* DIRECTIONS:
**A)** Summarize the hole profile modeling text in two sentences.
**B)** From the hole profile modeling text, list every feature shown on the right side of FIG. 7A, with its reference numeral.
**C)** Pick up the text on hole profile modeling with elliptical "air" balls after its last sentence, and keep its technical voice.

User interface 600 may also be used to solicit additional input parameters related to the hole profile. For example, user interface 600 may receive a tilt value 626 indicating a lateral distance between the center of the top hole and the center of the bottom hole, and a global twist value 628 indicating the amount of rotation angle (counter-clock wise) of the channel hole between the bottom and top of the hole. Further, the user interface may receive an input parameter for the ellipsoid height(z) size factor (smooth) 630 and a value indicating the distance between balls for the sweep operation (speed) 632.

FIGS. 7A-7G graphically depict exemplary input parameters used for the hole profile modeling step in an embodiment. In FIG. 7A, on the right side of the figure, the locations of the top cd 702, the bow cd 704 and the bottom cd 706 are illustrated in the channel hole 700. Also depicted are the bow elevation 708 representing the distance between the bottom of the channel and the maximum bow location, and the depth 710 of the channel 700. Further depicted is the tilt 712 representing the lateral distance between the midpoint of the channel at the topcd location to the midpoint of the channel at the bottom cd location.

In FIG. 7A, on the left side of the figure, a series of “air” elliptical balls 721-727 are shown placed at various heights z in the channel 700. As discussed above, the first ball is placed at the startz location and then the movement, dimensions and orientation of the ellipsoid ball is controlled by the smooth, speed and other input parameters. During movement of the air elliptical ball in the hole profile modeling step, materials listed as adjacent to the channel in the 3D structural model that come into contact with the ball during its traversal are replaced by air in the model data so that the shape of the channel hole is modified by the ball's passage.

* DATA EXTRACT:
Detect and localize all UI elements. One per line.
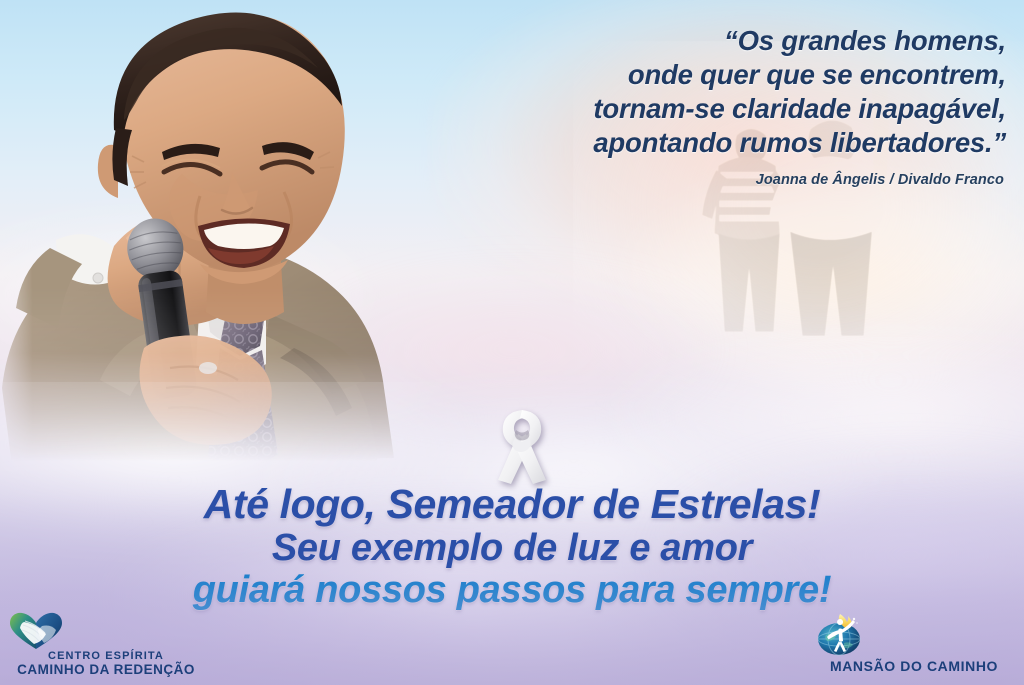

* ANSWERS TO THE TASKS:
**A)** User interface 600 can take extra hole profile parameters: tilt, global twist, an ellipsoid height size factor (smooth), and the distance between balls in the sweep (speed). FIGS. 7A-7G show these inputs, and FIG. 7A adds "air" elliptical balls that travel through the channel and replace adjacent materials they touch with air, which changes the hole's shape.

**B)**
- top cd 702
- bow cd 704
- bottom cd 706
- bow elevation 708
- depth 710
- tilt 712

**C)**
In FIG. 7B, an exemplary channel hole 730 at a designated height z in the channel is shown. In one embodiment, the critical dimension of the channel 730 at the height z may be specified in terms of the long axis (x) of the channel 731, the short axis (y) 732 and the ratio between the two, short axis divided by long axis. For example, in user interface 600 the user may supply the long axis (tcdx) and ratio (tcdr). It will be appreciated that the ratio controls the circularity of the channel, with 1.0 indicating a circular channel and smaller ratio values indicating a more oval shape. Also depicted is the twist angle (twistz) 733 indicating the amount of rotation of the channel hole (counter-clockwise) at the current location z that has occurred as measured by the long axis position compared to the X axis).

FIG. 7C depicts the effect of a change in both the tilt and twist parameters. As shown, tilt is the distance that the center of the channel 740 at the depicted location z is offset a distance 742 from the center of the hole at the bottom and has further “twisted” 744 (changed angle) from the original long axis position at the top of the hole.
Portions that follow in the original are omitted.